Instruction: Below are records; count the lines that contain "bedeutend" and give only the total.

Part of a data file:
┌──
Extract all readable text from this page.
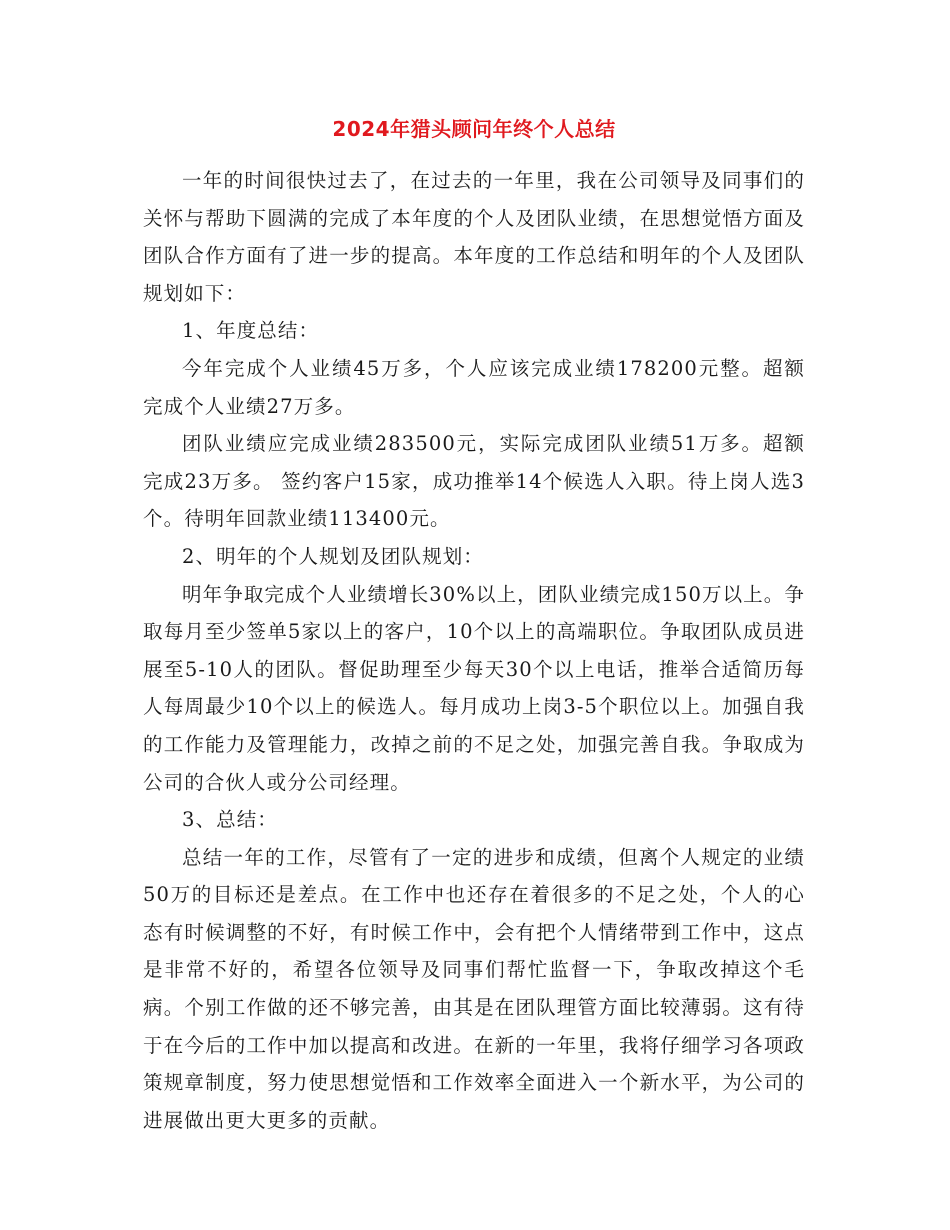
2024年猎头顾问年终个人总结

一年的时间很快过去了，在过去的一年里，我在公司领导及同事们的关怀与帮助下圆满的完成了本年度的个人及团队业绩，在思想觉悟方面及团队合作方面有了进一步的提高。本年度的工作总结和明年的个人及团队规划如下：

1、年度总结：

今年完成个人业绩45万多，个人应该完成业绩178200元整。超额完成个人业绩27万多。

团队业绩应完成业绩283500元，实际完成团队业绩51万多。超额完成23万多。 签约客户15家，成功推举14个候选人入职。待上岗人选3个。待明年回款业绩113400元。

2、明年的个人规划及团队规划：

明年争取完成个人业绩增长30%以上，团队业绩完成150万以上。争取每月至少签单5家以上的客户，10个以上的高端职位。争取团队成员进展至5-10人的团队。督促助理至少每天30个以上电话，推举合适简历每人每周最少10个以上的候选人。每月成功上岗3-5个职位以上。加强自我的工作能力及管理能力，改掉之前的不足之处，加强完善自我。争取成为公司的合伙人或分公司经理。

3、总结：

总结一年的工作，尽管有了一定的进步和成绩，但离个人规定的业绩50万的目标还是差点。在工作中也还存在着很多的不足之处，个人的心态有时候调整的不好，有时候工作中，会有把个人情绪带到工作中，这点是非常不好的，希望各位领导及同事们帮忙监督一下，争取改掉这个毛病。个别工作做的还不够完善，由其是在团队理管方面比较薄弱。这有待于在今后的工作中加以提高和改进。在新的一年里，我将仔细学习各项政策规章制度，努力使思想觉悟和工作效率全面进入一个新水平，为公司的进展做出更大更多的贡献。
└──
┌──
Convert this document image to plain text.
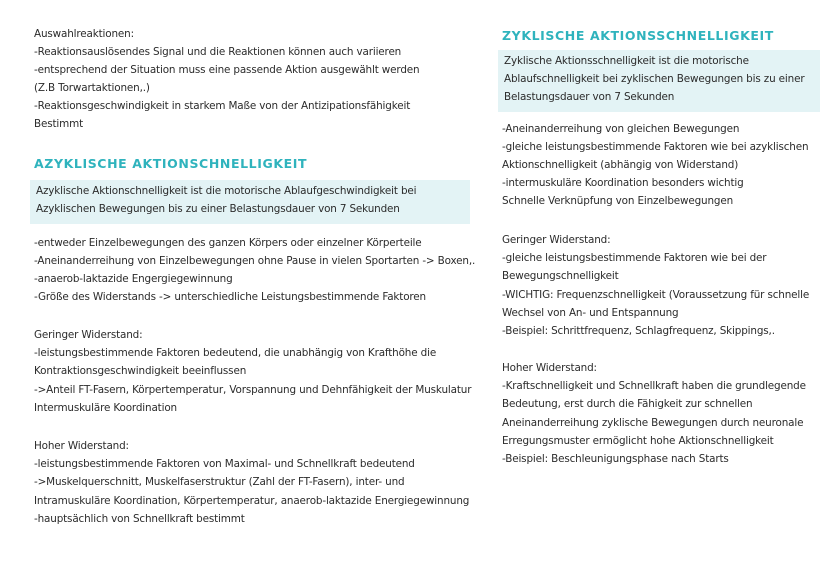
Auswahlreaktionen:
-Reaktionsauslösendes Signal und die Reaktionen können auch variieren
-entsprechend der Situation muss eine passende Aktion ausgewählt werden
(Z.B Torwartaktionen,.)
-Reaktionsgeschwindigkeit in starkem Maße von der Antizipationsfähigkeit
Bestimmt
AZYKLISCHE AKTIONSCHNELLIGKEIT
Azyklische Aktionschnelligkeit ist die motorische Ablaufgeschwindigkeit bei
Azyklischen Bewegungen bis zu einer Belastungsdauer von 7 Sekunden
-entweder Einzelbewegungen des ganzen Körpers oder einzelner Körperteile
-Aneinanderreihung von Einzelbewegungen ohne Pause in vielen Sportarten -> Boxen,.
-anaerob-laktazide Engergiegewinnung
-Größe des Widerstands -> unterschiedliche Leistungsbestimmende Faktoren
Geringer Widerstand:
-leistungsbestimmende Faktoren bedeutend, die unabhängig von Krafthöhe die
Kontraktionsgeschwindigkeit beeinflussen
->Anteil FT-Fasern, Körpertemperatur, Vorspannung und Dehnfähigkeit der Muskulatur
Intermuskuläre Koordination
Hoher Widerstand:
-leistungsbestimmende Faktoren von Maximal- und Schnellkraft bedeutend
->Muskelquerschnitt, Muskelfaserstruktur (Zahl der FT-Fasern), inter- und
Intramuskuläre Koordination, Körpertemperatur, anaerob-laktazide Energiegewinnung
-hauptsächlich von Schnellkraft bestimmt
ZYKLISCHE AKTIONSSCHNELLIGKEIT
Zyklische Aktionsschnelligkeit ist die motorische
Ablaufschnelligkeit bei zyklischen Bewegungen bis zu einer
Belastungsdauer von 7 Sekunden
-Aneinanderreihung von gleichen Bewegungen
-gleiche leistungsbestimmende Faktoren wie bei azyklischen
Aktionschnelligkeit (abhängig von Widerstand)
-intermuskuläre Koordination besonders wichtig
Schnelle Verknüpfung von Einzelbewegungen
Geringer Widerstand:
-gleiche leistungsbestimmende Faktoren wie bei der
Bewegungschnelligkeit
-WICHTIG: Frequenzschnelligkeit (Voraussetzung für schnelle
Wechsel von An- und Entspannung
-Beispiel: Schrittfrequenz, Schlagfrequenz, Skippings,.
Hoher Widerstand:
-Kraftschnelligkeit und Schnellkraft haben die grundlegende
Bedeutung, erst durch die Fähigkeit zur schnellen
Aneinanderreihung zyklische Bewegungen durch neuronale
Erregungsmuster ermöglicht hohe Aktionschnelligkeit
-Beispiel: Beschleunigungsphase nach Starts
└──
Response: 2